**What to do**
Identify every line containing the word "Хемингуэя" and reproduce each one.

══════════

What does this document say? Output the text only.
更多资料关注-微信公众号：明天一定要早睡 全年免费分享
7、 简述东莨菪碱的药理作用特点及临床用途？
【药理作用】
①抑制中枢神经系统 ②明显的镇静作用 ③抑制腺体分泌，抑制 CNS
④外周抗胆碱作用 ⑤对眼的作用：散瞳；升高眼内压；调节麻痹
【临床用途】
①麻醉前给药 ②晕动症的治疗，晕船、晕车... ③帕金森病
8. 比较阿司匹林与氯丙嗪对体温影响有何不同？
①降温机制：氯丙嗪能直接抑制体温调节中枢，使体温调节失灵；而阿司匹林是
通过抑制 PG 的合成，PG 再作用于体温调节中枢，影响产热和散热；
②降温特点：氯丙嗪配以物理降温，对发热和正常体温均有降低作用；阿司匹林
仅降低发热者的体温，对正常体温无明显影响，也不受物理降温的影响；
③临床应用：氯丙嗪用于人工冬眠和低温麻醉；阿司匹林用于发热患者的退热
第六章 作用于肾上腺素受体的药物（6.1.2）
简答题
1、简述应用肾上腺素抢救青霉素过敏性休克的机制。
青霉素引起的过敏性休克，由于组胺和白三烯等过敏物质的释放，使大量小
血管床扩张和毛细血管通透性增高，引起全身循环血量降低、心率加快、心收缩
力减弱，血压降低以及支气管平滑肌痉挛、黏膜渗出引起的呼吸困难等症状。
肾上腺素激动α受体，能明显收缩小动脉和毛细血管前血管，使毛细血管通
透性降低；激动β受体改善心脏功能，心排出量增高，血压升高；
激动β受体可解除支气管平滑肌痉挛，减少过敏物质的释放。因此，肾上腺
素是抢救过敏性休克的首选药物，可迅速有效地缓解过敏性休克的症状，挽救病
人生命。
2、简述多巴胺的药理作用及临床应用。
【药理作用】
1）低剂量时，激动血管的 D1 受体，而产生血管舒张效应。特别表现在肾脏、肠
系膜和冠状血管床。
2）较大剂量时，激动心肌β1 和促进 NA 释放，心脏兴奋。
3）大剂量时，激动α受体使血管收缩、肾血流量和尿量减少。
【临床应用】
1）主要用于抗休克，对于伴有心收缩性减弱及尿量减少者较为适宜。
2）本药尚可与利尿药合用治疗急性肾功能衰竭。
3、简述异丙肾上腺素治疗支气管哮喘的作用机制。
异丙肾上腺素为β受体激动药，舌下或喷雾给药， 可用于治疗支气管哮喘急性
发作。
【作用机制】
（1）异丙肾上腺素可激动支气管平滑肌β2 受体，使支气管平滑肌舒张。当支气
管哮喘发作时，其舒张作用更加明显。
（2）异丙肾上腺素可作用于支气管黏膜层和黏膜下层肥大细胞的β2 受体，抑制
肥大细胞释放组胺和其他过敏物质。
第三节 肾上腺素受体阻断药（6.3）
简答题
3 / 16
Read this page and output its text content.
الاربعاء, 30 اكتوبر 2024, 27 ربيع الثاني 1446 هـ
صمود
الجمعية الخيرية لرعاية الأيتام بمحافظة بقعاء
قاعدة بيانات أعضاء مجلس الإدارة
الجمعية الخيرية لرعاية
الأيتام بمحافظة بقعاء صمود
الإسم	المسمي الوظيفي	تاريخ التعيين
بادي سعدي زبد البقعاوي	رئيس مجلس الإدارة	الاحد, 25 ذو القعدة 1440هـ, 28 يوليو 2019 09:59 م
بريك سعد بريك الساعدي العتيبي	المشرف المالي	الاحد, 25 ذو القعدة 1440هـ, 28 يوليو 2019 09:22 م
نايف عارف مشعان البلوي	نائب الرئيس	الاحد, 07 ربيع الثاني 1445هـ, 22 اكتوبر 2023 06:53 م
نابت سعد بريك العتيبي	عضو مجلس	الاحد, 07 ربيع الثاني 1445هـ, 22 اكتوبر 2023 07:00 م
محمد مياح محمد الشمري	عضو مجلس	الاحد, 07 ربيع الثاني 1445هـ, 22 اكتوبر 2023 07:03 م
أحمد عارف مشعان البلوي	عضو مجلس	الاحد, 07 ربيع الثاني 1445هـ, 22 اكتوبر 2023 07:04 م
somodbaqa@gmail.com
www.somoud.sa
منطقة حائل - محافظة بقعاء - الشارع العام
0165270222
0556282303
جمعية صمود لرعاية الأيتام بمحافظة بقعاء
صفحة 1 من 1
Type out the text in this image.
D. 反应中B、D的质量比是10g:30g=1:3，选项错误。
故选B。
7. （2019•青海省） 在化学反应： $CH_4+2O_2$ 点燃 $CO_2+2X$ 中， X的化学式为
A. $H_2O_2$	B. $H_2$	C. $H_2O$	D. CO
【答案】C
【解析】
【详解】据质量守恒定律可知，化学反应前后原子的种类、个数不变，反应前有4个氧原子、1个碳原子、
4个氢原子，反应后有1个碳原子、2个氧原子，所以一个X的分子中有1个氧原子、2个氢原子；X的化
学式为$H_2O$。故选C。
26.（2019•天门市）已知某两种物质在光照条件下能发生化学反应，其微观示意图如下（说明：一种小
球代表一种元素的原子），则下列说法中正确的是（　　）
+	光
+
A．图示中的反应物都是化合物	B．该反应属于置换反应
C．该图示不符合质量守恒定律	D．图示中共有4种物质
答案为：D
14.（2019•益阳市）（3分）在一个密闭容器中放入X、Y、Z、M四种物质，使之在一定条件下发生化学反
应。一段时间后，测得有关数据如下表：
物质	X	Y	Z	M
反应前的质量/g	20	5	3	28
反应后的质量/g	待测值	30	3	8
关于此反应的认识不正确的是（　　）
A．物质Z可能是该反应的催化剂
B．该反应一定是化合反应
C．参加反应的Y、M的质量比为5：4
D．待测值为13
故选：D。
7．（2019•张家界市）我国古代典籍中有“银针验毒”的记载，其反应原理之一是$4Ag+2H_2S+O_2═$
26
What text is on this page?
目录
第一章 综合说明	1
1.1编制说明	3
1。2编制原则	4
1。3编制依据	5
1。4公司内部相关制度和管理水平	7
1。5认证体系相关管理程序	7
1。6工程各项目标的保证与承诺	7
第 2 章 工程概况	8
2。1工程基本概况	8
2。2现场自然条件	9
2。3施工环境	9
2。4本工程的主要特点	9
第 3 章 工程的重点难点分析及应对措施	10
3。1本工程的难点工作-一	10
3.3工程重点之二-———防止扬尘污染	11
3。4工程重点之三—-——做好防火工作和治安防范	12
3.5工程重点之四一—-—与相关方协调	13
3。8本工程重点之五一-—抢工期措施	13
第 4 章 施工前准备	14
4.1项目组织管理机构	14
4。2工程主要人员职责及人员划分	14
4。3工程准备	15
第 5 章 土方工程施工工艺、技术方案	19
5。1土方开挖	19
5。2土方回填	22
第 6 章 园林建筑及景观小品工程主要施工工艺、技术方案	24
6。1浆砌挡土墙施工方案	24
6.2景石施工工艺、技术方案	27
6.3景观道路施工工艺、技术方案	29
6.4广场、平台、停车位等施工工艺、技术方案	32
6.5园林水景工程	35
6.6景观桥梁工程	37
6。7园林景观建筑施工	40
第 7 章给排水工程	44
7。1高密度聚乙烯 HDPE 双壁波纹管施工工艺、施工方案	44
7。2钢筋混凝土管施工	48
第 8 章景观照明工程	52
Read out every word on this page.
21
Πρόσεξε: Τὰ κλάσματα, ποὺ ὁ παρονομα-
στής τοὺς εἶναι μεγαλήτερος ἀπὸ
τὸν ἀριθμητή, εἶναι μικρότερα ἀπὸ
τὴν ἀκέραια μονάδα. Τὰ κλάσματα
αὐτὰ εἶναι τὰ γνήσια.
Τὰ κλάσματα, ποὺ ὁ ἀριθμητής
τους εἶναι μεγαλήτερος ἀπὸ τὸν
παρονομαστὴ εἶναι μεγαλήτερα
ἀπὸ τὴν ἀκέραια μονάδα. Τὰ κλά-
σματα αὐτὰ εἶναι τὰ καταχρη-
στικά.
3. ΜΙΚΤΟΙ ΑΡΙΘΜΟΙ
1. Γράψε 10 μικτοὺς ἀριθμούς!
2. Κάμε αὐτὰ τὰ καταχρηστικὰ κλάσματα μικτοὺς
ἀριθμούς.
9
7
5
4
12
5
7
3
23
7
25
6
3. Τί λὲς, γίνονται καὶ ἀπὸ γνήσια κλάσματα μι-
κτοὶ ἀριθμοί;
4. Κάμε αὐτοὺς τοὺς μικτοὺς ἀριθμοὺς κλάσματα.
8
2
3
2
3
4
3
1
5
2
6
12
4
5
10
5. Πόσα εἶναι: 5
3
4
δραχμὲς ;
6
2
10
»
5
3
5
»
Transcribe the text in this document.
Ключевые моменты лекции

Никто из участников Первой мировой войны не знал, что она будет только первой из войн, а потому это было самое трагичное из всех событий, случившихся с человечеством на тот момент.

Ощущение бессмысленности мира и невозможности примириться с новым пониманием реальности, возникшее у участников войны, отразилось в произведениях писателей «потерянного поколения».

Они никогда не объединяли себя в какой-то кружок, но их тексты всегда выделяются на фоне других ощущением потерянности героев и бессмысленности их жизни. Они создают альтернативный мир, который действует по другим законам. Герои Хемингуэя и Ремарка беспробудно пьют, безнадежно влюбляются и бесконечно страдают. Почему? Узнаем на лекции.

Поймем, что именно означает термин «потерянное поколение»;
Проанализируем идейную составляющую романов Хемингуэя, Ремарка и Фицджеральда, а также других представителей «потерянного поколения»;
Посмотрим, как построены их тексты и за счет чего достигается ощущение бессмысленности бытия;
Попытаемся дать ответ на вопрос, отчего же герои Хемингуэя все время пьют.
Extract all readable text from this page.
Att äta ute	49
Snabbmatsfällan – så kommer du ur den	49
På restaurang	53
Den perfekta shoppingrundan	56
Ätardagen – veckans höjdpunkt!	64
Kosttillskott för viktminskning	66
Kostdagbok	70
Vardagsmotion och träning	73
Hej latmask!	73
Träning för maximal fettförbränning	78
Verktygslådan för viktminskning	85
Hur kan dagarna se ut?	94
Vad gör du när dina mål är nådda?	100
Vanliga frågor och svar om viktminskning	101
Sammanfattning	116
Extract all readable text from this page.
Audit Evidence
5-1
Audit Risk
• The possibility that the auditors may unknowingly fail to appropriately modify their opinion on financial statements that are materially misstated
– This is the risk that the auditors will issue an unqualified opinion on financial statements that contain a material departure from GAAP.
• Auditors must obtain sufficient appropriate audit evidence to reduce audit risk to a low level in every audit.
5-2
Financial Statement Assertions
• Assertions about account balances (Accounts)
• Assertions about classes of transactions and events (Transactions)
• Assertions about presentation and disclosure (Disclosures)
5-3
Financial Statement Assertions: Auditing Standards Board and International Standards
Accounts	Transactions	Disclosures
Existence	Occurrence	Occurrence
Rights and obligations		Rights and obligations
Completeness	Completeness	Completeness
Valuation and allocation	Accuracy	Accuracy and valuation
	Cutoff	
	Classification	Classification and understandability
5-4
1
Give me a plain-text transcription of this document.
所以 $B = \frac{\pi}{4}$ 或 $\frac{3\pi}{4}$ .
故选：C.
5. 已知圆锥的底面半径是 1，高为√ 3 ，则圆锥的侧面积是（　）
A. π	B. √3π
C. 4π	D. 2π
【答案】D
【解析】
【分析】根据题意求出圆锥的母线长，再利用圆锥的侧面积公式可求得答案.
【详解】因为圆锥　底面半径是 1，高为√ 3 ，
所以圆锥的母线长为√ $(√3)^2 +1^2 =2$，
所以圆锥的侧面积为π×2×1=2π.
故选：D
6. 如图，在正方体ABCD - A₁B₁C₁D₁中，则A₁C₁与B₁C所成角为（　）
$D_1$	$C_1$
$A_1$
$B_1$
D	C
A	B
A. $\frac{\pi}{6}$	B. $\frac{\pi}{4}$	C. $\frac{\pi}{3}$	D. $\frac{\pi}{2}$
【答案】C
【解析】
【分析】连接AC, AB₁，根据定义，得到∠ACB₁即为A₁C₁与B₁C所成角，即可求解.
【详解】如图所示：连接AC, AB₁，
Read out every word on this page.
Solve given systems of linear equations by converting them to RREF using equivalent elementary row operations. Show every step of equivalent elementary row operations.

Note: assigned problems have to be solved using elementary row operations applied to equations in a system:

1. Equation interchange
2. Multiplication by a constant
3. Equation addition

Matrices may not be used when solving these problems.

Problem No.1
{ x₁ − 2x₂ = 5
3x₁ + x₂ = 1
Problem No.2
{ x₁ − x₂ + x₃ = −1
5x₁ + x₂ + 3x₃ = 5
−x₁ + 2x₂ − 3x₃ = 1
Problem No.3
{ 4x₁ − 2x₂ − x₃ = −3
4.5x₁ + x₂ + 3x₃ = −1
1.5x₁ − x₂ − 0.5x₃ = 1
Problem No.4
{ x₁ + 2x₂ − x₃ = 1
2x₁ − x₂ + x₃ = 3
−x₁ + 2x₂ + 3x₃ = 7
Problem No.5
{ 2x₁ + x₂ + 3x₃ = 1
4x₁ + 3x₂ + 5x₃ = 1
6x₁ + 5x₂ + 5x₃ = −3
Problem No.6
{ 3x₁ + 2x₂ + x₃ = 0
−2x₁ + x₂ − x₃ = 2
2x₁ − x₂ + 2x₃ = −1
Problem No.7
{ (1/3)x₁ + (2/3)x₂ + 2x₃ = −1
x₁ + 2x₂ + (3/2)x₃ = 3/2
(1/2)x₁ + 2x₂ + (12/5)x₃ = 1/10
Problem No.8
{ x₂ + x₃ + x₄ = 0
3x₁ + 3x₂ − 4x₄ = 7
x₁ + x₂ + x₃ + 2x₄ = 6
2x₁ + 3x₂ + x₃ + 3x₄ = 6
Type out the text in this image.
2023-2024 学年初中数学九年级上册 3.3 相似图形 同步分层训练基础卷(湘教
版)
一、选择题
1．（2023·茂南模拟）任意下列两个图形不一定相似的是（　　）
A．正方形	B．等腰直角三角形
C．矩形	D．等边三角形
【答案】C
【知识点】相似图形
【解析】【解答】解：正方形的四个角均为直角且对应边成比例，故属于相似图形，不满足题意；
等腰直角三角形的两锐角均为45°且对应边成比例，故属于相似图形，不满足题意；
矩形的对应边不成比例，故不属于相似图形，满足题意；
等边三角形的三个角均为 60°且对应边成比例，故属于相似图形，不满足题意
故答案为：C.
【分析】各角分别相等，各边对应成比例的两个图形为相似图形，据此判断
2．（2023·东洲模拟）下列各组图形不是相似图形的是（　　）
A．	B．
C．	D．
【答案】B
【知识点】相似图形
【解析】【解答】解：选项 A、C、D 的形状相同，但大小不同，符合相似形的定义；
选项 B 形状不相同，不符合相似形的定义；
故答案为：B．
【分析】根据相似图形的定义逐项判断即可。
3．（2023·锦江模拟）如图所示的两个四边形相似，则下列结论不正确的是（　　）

══════════

**Finished task**
Они никогда не объединяли себя в какой-то кружок, но их тексты всегда выделяются на фоне других ощущением потерянности героев и бессмысленности их жизни. Они создают альтернативный мир, который действует по другим законам. Герои Хемингуэя и Ремарка беспробудно пьют, безнадежно влюбляются и бесконечно страдают. Почему? Узнаем на лекции.
Проанализируем идейную составляющую романов Хемингуэя, Ремарка и Фицджеральда, а также других представителей «потерянного поколения»;
Попытаемся дать ответ на вопрос, отчего же герои Хемингуэя все время пьют.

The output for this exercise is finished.